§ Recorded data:
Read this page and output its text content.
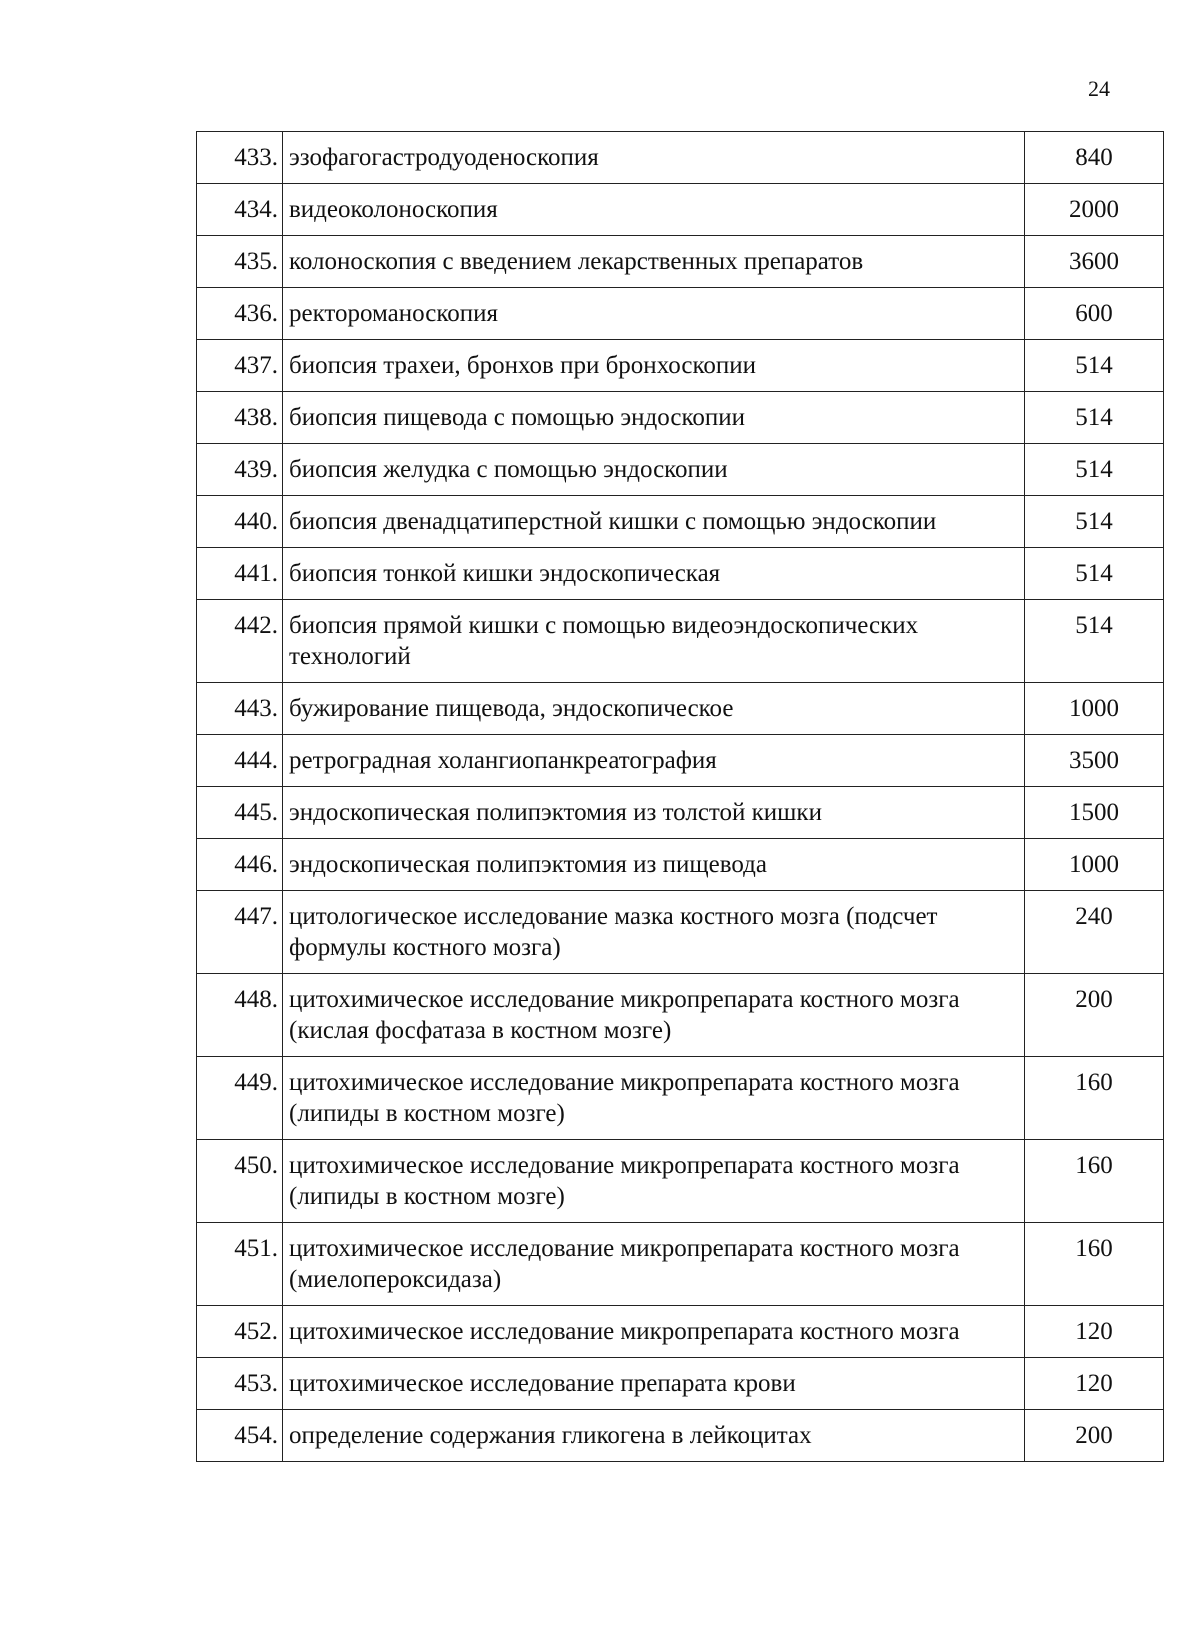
24
433.	эзофагогастродуоденоскопия	840
434.	видеоколоноскопия	2000
435.	колоноскопия с введением лекарственных препаратов	3600
436.	ректороманоскопия	600
437.	биопсия трахеи, бронхов при бронхоскопии	514
438.	биопсия пищевода с помощью эндоскопии	514
439.	биопсия желудка с помощью эндоскопии	514
440.	биопсия двенадцатиперстной кишки с помощью эндоскопии	514
441.	биопсия тонкой кишки эндоскопическая	514
442.	биопсия прямой кишки с помощью видеоэндоскопических технологий	514
443.	бужирование пищевода, эндоскопическое	1000
444.	ретроградная холангиопанкреатография	3500
445.	эндоскопическая полипэктомия из толстой кишки	1500
446.	эндоскопическая полипэктомия из пищевода	1000
447.	цитологическое исследование мазка костного мозга (подсчет формулы костного мозга)	240
448.	цитохимическое исследование микропрепарата костного мозга (кислая фосфатаза в костном мозге)	200
449.	цитохимическое исследование микропрепарата костного мозга (липиды в костном мозге)	160
450.	цитохимическое исследование микропрепарата костного мозга (липиды в костном мозге)	160
451.	цитохимическое исследование микропрепарата костного мозга (миелопероксидаза)	160
452.	цитохимическое исследование микропрепарата костного мозга	120
453.	цитохимическое исследование препарата крови	120
454.	определение содержания гликогена в лейкоцитах	200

§ YOUR GOAL: Repeat the listing above exactly, with no pictures.

§ ANSWER IN FULL:
Read this page and output its text content.
24
433.	эзофагогастродуоденоскопия	840
434.	видеоколоноскопия	2000
435.	колоноскопия с введением лекарственных препаратов	3600
436.	ректороманоскопия	600
437.	биопсия трахеи, бронхов при бронхоскопии	514
438.	биопсия пищевода с помощью эндоскопии	514
439.	биопсия желудка с помощью эндоскопии	514
440.	биопсия двенадцатиперстной кишки с помощью эндоскопии	514
441.	биопсия тонкой кишки эндоскопическая	514
442.	биопсия прямой кишки с помощью видеоэндоскопических технологий	514
443.	бужирование пищевода, эндоскопическое	1000
444.	ретроградная холангиопанкреатография	3500
445.	эндоскопическая полипэктомия из толстой кишки	1500
446.	эндоскопическая полипэктомия из пищевода	1000
447.	цитологическое исследование мазка костного мозга (подсчет формулы костного мозга)	240
448.	цитохимическое исследование микропрепарата костного мозга (кислая фосфатаза в костном мозге)	200
449.	цитохимическое исследование микропрепарата костного мозга (липиды в костном мозге)	160
450.	цитохимическое исследование микропрепарата костного мозга (липиды в костном мозге)	160
451.	цитохимическое исследование микропрепарата костного мозга (миелопероксидаза)	160
452.	цитохимическое исследование микропрепарата костного мозга	120
453.	цитохимическое исследование препарата крови	120
454.	определение содержания гликогена в лейкоцитах	200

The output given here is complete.